Figure contents as structured data
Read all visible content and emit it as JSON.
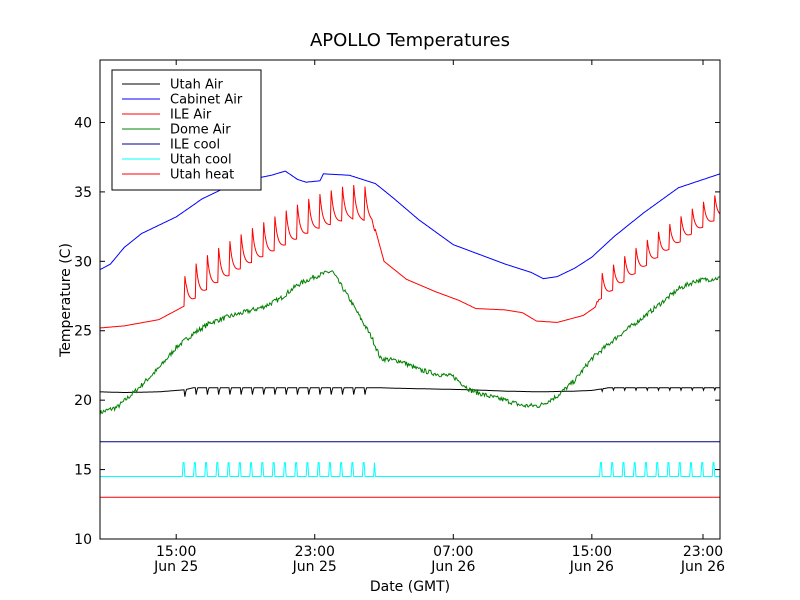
{
  "chart_data": {
    "type": "line",
    "title": "APOLLO Temperatures",
    "xlabel": "Date (GMT)",
    "ylabel": "Temperature (C)",
    "xunit": "hours since Jun 25 00:00 GMT",
    "xlim": [
      10.6,
      46.4
    ],
    "ylim": [
      10,
      44.5
    ],
    "grid": false,
    "legend_position": "top-left",
    "yticks": [
      10,
      15,
      20,
      25,
      30,
      35,
      40
    ],
    "xticks": [
      {
        "x": 15,
        "time": "15:00",
        "date": "Jun 25"
      },
      {
        "x": 23,
        "time": "23:00",
        "date": "Jun 25"
      },
      {
        "x": 31,
        "time": "07:00",
        "date": "Jun 26"
      },
      {
        "x": 39,
        "time": "15:00",
        "date": "Jun 26"
      },
      {
        "x": 47,
        "time": "23:00",
        "date": "Jun 26"
      }
    ],
    "series": [
      {
        "name": "Utah Air",
        "color": "#000000",
        "points": [
          [
            10.6,
            20.6
          ],
          [
            12,
            20.55
          ],
          [
            14,
            20.6
          ],
          [
            15.5,
            20.75
          ],
          [
            16,
            20.9
          ],
          [
            17,
            20.9
          ],
          [
            19,
            20.9
          ],
          [
            21,
            20.9
          ],
          [
            23,
            20.9
          ],
          [
            25,
            20.9
          ],
          [
            26,
            20.9
          ],
          [
            26.5,
            20.9
          ],
          [
            28,
            20.85
          ],
          [
            30,
            20.8
          ],
          [
            32,
            20.75
          ],
          [
            34,
            20.65
          ],
          [
            36,
            20.6
          ],
          [
            38,
            20.65
          ],
          [
            39,
            20.7
          ],
          [
            40,
            20.9
          ],
          [
            42,
            20.9
          ],
          [
            44,
            20.9
          ],
          [
            46,
            20.9
          ]
        ],
        "sawtooth": {
          "spans": [
            [
              15.5,
              26.5
            ],
            [
              39.5,
              46.4
            ]
          ],
          "period": 0.65,
          "depth": 0.5
        }
      },
      {
        "name": "Cabinet Air",
        "color": "#0000ff",
        "points": [
          [
            10.6,
            29.4
          ],
          [
            11.2,
            29.8
          ],
          [
            12,
            31.0
          ],
          [
            13,
            32.0
          ],
          [
            15,
            33.2
          ],
          [
            16.5,
            34.5
          ],
          [
            18.5,
            35.7
          ],
          [
            20.5,
            36.2
          ],
          [
            21.3,
            36.5
          ],
          [
            22,
            35.9
          ],
          [
            22.5,
            35.7
          ],
          [
            23.3,
            35.8
          ],
          [
            23.5,
            36.3
          ],
          [
            25,
            36.2
          ],
          [
            26.5,
            35.6
          ],
          [
            27.5,
            34.6
          ],
          [
            29,
            33.0
          ],
          [
            31,
            31.2
          ],
          [
            34,
            29.8
          ],
          [
            35.5,
            29.2
          ],
          [
            36.2,
            28.75
          ],
          [
            37,
            28.9
          ],
          [
            38,
            29.5
          ],
          [
            39,
            30.3
          ],
          [
            40.3,
            31.8
          ],
          [
            42,
            33.5
          ],
          [
            44,
            35.3
          ],
          [
            46.4,
            36.3
          ]
        ],
        "sawtooth": null
      },
      {
        "name": "ILE Air",
        "color": "#ff0000",
        "points": [
          [
            10.6,
            25.2
          ],
          [
            12,
            25.35
          ],
          [
            14,
            25.8
          ],
          [
            15.5,
            26.8
          ],
          [
            15.6,
            27.2
          ],
          [
            17,
            28.5
          ],
          [
            19,
            30.0
          ],
          [
            21,
            31.3
          ],
          [
            23,
            32.6
          ],
          [
            25,
            33.4
          ],
          [
            26.3,
            33.2
          ],
          [
            27,
            30.0
          ],
          [
            28.3,
            28.7
          ],
          [
            30,
            27.8
          ],
          [
            31.3,
            27.2
          ],
          [
            32.3,
            26.6
          ],
          [
            34,
            26.5
          ],
          [
            35,
            26.3
          ],
          [
            35.8,
            25.7
          ],
          [
            37,
            25.6
          ],
          [
            38.5,
            26.1
          ],
          [
            39.2,
            26.7
          ],
          [
            39.4,
            27.5
          ],
          [
            41,
            29.0
          ],
          [
            43,
            30.8
          ],
          [
            45,
            32.5
          ],
          [
            46.4,
            33.5
          ]
        ],
        "sawtooth": {
          "spans": [
            [
              15.5,
              26.5
            ],
            [
              39.3,
              46.4
            ]
          ],
          "period": 0.65,
          "amplitude": 2.5
        }
      },
      {
        "name": "Dome Air",
        "color": "#008000",
        "points": [
          [
            10.6,
            19.1
          ],
          [
            11.6,
            19.5
          ],
          [
            12.6,
            20.6
          ],
          [
            14,
            22.3
          ],
          [
            15,
            23.8
          ],
          [
            16,
            24.8
          ],
          [
            17,
            25.6
          ],
          [
            18,
            26.0
          ],
          [
            20,
            26.7
          ],
          [
            21,
            27.3
          ],
          [
            22,
            28.3
          ],
          [
            23,
            28.9
          ],
          [
            24,
            29.3
          ],
          [
            25,
            27.3
          ],
          [
            26.3,
            24.5
          ],
          [
            26.8,
            23.0
          ],
          [
            28,
            22.8
          ],
          [
            29,
            22.2
          ],
          [
            30,
            21.9
          ],
          [
            31,
            21.7
          ],
          [
            32,
            20.7
          ],
          [
            33,
            20.3
          ],
          [
            34,
            20.0
          ],
          [
            35,
            19.6
          ],
          [
            36,
            19.6
          ],
          [
            37,
            20.3
          ],
          [
            38,
            21.4
          ],
          [
            39,
            23.0
          ],
          [
            40.5,
            24.6
          ],
          [
            42,
            26.0
          ],
          [
            43,
            27.0
          ],
          [
            44,
            28.0
          ],
          [
            45,
            28.6
          ],
          [
            46.4,
            28.8
          ]
        ],
        "sawtooth": null
      },
      {
        "name": "ILE cool",
        "color": "#000080",
        "points": [
          [
            10.6,
            17.0
          ],
          [
            46.4,
            17.0
          ]
        ],
        "sawtooth": null
      },
      {
        "name": "Utah cool",
        "color": "#00ffff",
        "points": [
          [
            10.6,
            14.5
          ],
          [
            46.4,
            14.5
          ]
        ],
        "pulses": {
          "spans": [
            [
              15.4,
              26.5
            ],
            [
              39.2,
              46.4
            ]
          ],
          "period": 0.65,
          "high": 15.5,
          "width": 0.1
        }
      },
      {
        "name": "Utah heat",
        "color": "#ff0000",
        "points": [
          [
            10.6,
            13.0
          ],
          [
            46.4,
            13.0
          ]
        ],
        "sawtooth": null
      }
    ]
  }
}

__The request__
Copy each line above where the string "color" occurs.

__Problem solution__
        "color": "#000000",
        "color": "#0000ff",
        "color": "#ff0000",
        "color": "#008000",
        "color": "#000080",
        "color": "#00ffff",
        "color": "#ff0000",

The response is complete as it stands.